◆ **Excerto do documento**:

((

Families Like Ours, a Crítica | Profecias ambientalistas de Thomas Vinterberg
Em “Families Like Ours”, o realizador Thomas Vinterberg apresenta-nos uma emocionante distopia sobre o futuro da Dinamarca, que pode ser transposta para as zonas mais baixas e não apenas a mais pobres do Planeta. A minissérie de 7 episódios estreia no dia 19 de novembro, às 22h10, no TVCine Edition, mas foi vista em grande ecrã, primeiro no Festival de Veneza e agora em duas sessões do LEFFEST’24.
Depois dos seus compatriotas Per Fly, Nicolas Winding Refn e Lars von Trier, também o aclamado realizador dinamarquês Thomas Vinterberg, vencedor do Óscar de Melhor Filme Internacional, em 2021 com “Drunk—Mais Uma Rodada”, estreia-se agora no mundo das séries de televisão e do streaming com esta magnífica “Families Like Ours”. A série sombriamente profética, conta uma emocionante história que mistura drama familiar com ficção científica, pois passa-se num futuro próximo e num cenário devastador, onde a Dinamarca — antes o mesmo já teria acontecido com os Países Baixos — um dos países com maior índice de felicidade, vê-se à beira do colapso, com a população a ter que enfrentar uma evacuação em massa, do seu território, devido à rápida, embora controlada, subida do nível das águas do mar.
Um alerta para as tragédias ambientais
A natureza parece estar zangada e as recentes tragédias, como as cheias na região de Valência por exemplo, têm mostrado a cada vez maior possibilidade de se virem a acentuar catástrofes ambientais, com graves consequências para a Humanidade, seja nos países ricos ou nas comunidades mais pobres. Por isso, “Families Like Ours” além de um grande sentido de oportunidade na sua estreia, aborda um tema que à partida seria demasiado grande para os limites do drama televisivo, no entanto é uma obra que desafia as convenções das narrativas familiares tradicionais ao inserir elementos distópicos e apocalípticos. As famílias do título são um um pequeno agregado de dinamarqueses confortáveis, que nunca esperavam que lhes faltasse alguma coisa, muito menos um país. Porém, vamos assistir à evacuação total de um dos países mais ricos do mundo, povoado por cerca de quase 6 milhões de pessoas, com um elevado nível de qualidade de vida e na sua maioria altamente qualificadas, que se vão transformar em imigrantes apátridas, simplesmente porque o seu território vai desaparecer do mapa, sob as águas do mar; e irremediavelmente transformar-se num imenso parque eólico marítimo. Vinterberg leva-nos através de uma jornada emocional e visual onde, à medida que o nível das águas sobe, famílias e amigos vêm-se obrigados a tomar decisões bastante dolorosas e a dizerem adeus a todos os seus haveres, valores e identidade. Ao mesmo tempo, que as opções de realocação em outros países, variam conforme as possibilidades financeiras de cada família, criando uma divisão social entre os que podem pagar para viver em segurança e os que dependem apenas do auxílio do Estado, para encontrarem um novo lar em destinos incertos.

))

◆ **Tarefas propostas**:
**1.** Imprima o trecho da crítica a «Families Like Ours» que começa nas palavras "Depois dos seus" e termina após "águas do mar.".
**2.** Traduza para inglês a seguinte frase da crítica a «Families Like Ours»: «A minissérie de 7 episódios estreia no dia 19 de novembro, às 22h10, no TVCine Edition, mas foi vista em grande ecrã, primeiro no Festival de Veneza e agora em duas sessões do LEFFEST’24.»

◆ **Material fornecido**:
((

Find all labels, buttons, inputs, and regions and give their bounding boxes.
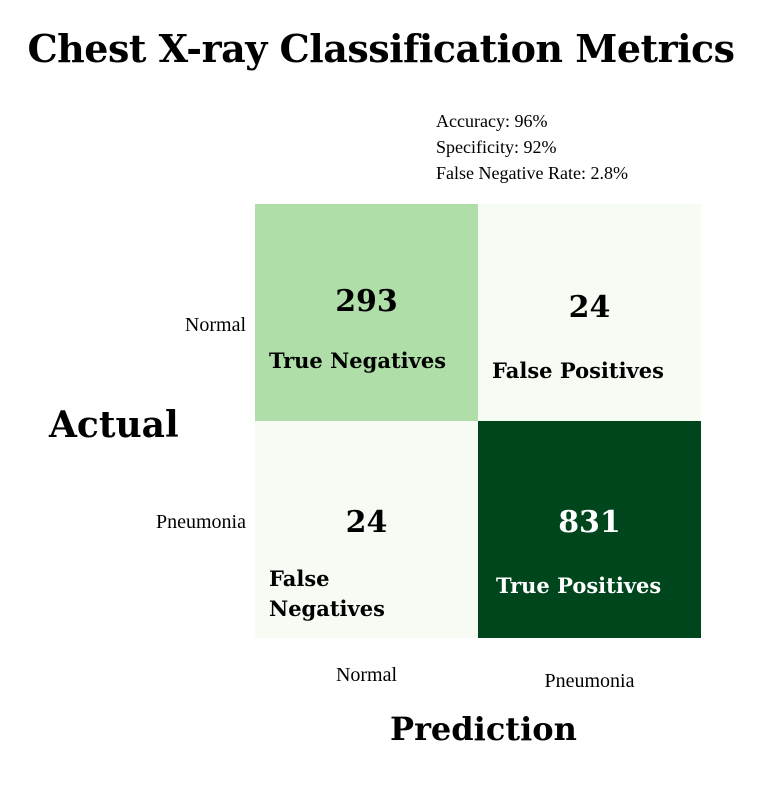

))

◆ **Respostas às tarefas**:
**1.**
Depois dos seus compatriotas Per Fly, Nicolas Winding Refn e Lars von Trier, também o aclamado realizador dinamarquês Thomas Vinterberg, vencedor do Óscar de Melhor Filme Internacional, em 2021 com “Drunk—Mais Uma Rodada”, estreia-se agora no mundo das séries de televisão e do streaming com esta magnífica “Families Like Ours”. A série sombriamente profética, conta uma emocionante história que mistura drama familiar com ficção científica, pois passa-se num futuro próximo e num cenário devastador, onde a Dinamarca — antes o mesmo já teria acontecido com os Países Baixos — um dos países com maior índice de felicidade, vê-se à beira do colapso, com a população a ter que enfrentar uma evacuação em massa, do seu território, devido à rápida, embora controlada, subida do nível das águas do mar.

**2.** The 7-episode miniseries premieres on November 19 at 10:10 p.m. on TVCine Edition, but it was seen on the big screen, first at the Venice Festival and now in two screenings at LEFFEST’24.